- [THE REQUEST] Give the listing again exactly, omitting its images.

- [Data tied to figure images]
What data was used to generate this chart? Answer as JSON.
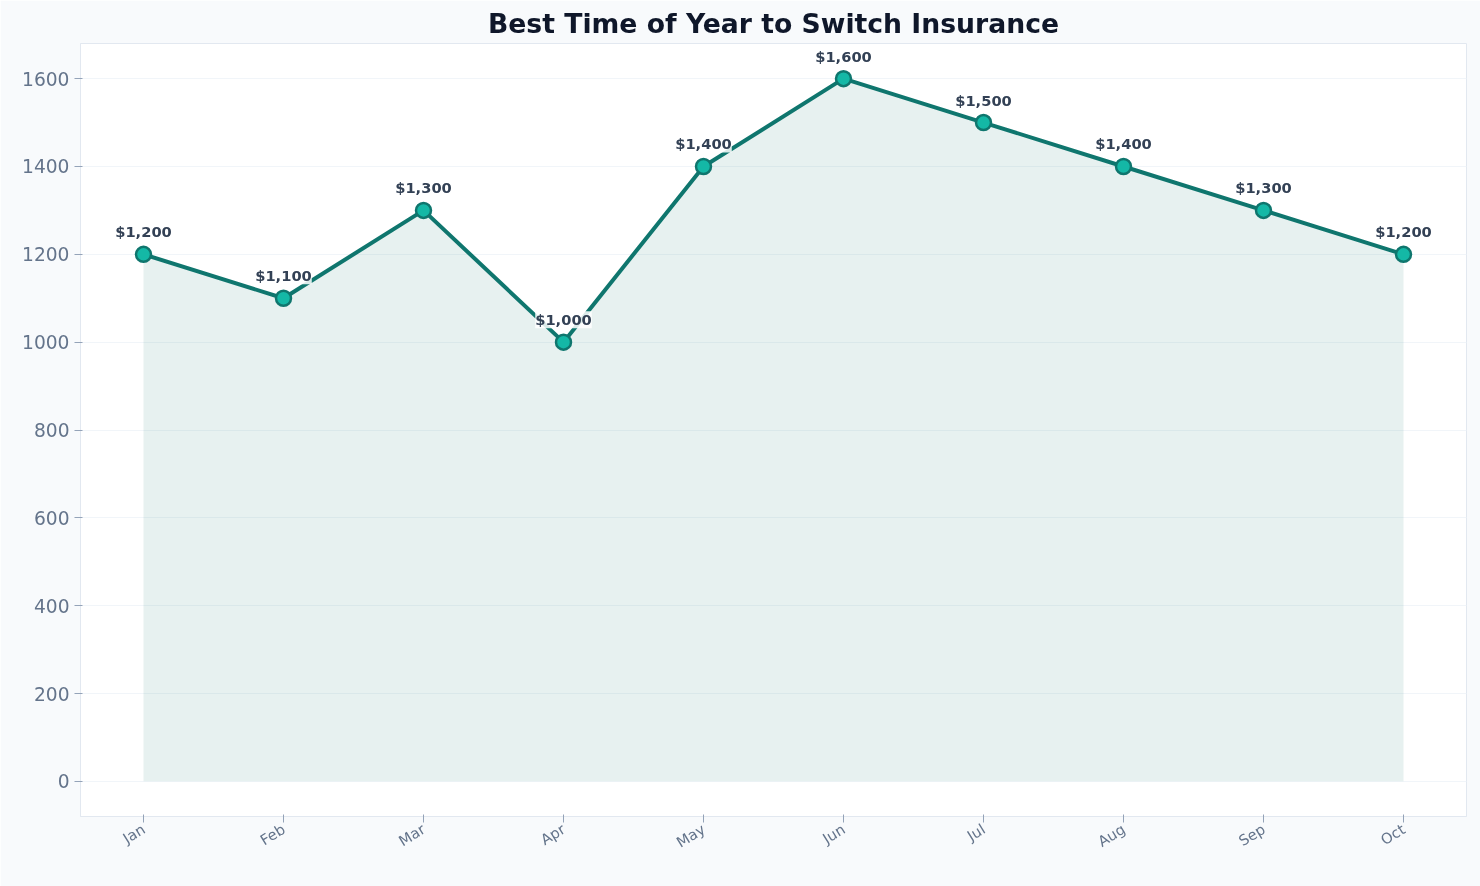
{
  "chart_data": {
    "type": "area",
    "title": "Best Time of Year to Switch Insurance",
    "categories": [
      "Jan",
      "Feb",
      "Mar",
      "Apr",
      "May",
      "Jun",
      "Jul",
      "Aug",
      "Sep",
      "Oct"
    ],
    "series": [
      {
        "color": "#0f766e",
        "values": [
          1200,
          1100,
          1300,
          1000,
          1400,
          1600,
          1500,
          1400,
          1300,
          1200
        ],
        "value_labels": [
          "$1,200",
          "$1,100",
          "$1,300",
          "$1,000",
          "$1,400",
          "$1,600",
          "$1,500",
          "$1,400",
          "$1,300",
          "$1,200"
        ]
      }
    ],
    "ylim": [
      -80,
      1680
    ],
    "yticks": [
      0,
      200,
      400,
      600,
      800,
      1000,
      1200,
      1400,
      1600
    ],
    "grid": "y",
    "marker": "circle",
    "line_style": "solid"
  }
}
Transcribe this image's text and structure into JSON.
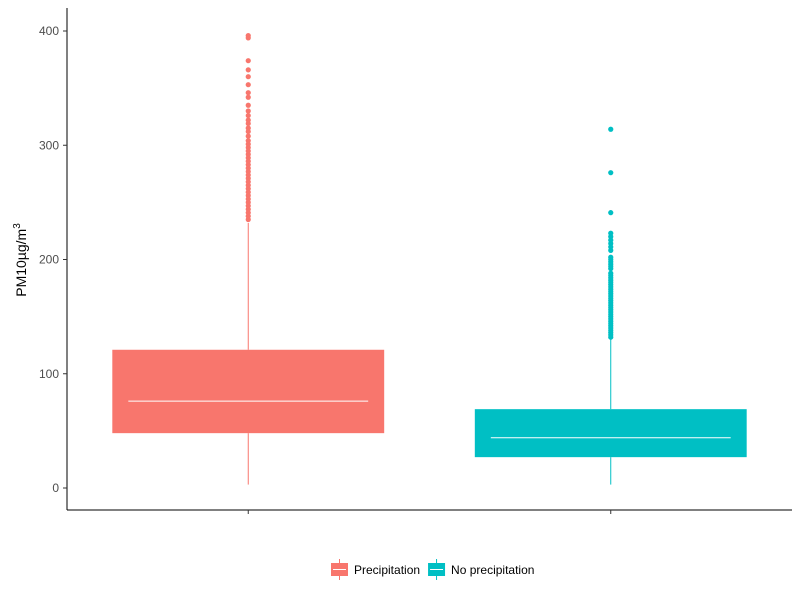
{
  "chart_data": {
    "type": "boxplot",
    "title": "",
    "xlabel": "",
    "ylabel": {
      "text": "PM10µg/m",
      "superscript": "3"
    },
    "ylim": [
      -20,
      420
    ],
    "yticks": [
      0,
      100,
      200,
      300,
      400
    ],
    "grid": false,
    "legend_position": "bottom",
    "series": [
      {
        "name": "Precipitation",
        "color": "#F8766D",
        "whisker_low": 3,
        "q1": 48,
        "median": 76,
        "q3": 121,
        "whisker_high": 232,
        "outliers": [
          235,
          238,
          241,
          244,
          247,
          250,
          253,
          256,
          259,
          262,
          265,
          268,
          271,
          274,
          277,
          280,
          283,
          286,
          289,
          292,
          295,
          298,
          301,
          304,
          308,
          312,
          315,
          319,
          322,
          326,
          330,
          335,
          342,
          346,
          353,
          360,
          366,
          374,
          394,
          396
        ]
      },
      {
        "name": "No precipitation",
        "color": "#00BFC4",
        "whisker_low": 3,
        "q1": 27,
        "median": 44,
        "q3": 69,
        "whisker_high": 130,
        "outliers": [
          132,
          134,
          136,
          138,
          140,
          142,
          144,
          146,
          148,
          150,
          152,
          154,
          156,
          158,
          160,
          162,
          164,
          166,
          168,
          170,
          172,
          174,
          176,
          178,
          180,
          182,
          184,
          186,
          188,
          192,
          194,
          196,
          198,
          200,
          202,
          208,
          211,
          214,
          217,
          220,
          223,
          241,
          276,
          314
        ]
      }
    ]
  }
}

- [FULL RESPONSE]
What data was used to generate this chart? Answer as JSON.
{
  "chart_data": {
    "type": "area",
    "title": "Best Time of Year to Switch Insurance",
    "categories": [
      "Jan",
      "Feb",
      "Mar",
      "Apr",
      "May",
      "Jun",
      "Jul",
      "Aug",
      "Sep",
      "Oct"
    ],
    "series": [
      {
        "color": "#0f766e",
        "values": [
          1200,
          1100,
          1300,
          1000,
          1400,
          1600,
          1500,
          1400,
          1300,
          1200
        ],
        "value_labels": [
          "$1,200",
          "$1,100",
          "$1,300",
          "$1,000",
          "$1,400",
          "$1,600",
          "$1,500",
          "$1,400",
          "$1,300",
          "$1,200"
        ]
      }
    ],
    "ylim": [
      -80,
      1680
    ],
    "yticks": [
      0,
      200,
      400,
      600,
      800,
      1000,
      1200,
      1400,
      1600
    ],
    "grid": "y",
    "marker": "circle",
    "line_style": "solid"
  }
}
Transcribe this image's text and structure into JSON.
{
  "chart_data": {
    "type": "boxplot",
    "title": "",
    "xlabel": "",
    "ylabel": {
      "text": "PM10µg/m",
      "superscript": "3"
    },
    "ylim": [
      -20,
      420
    ],
    "yticks": [
      0,
      100,
      200,
      300,
      400
    ],
    "grid": false,
    "legend_position": "bottom",
    "series": [
      {
        "name": "Precipitation",
        "color": "#F8766D",
        "whisker_low": 3,
        "q1": 48,
        "median": 76,
        "q3": 121,
        "whisker_high": 232,
        "outliers": [
          235,
          238,
          241,
          244,
          247,
          250,
          253,
          256,
          259,
          262,
          265,
          268,
          271,
          274,
          277,
          280,
          283,
          286,
          289,
          292,
          295,
          298,
          301,
          304,
          308,
          312,
          315,
          319,
          322,
          326,
          330,
          335,
          342,
          346,
          353,
          360,
          366,
          374,
          394,
          396
        ]
      },
      {
        "name": "No precipitation",
        "color": "#00BFC4",
        "whisker_low": 3,
        "q1": 27,
        "median": 44,
        "q3": 69,
        "whisker_high": 130,
        "outliers": [
          132,
          134,
          136,
          138,
          140,
          142,
          144,
          146,
          148,
          150,
          152,
          154,
          156,
          158,
          160,
          162,
          164,
          166,
          168,
          170,
          172,
          174,
          176,
          178,
          180,
          182,
          184,
          186,
          188,
          192,
          194,
          196,
          198,
          200,
          202,
          208,
          211,
          214,
          217,
          220,
          223,
          241,
          276,
          314
        ]
      }
    ]
  }
}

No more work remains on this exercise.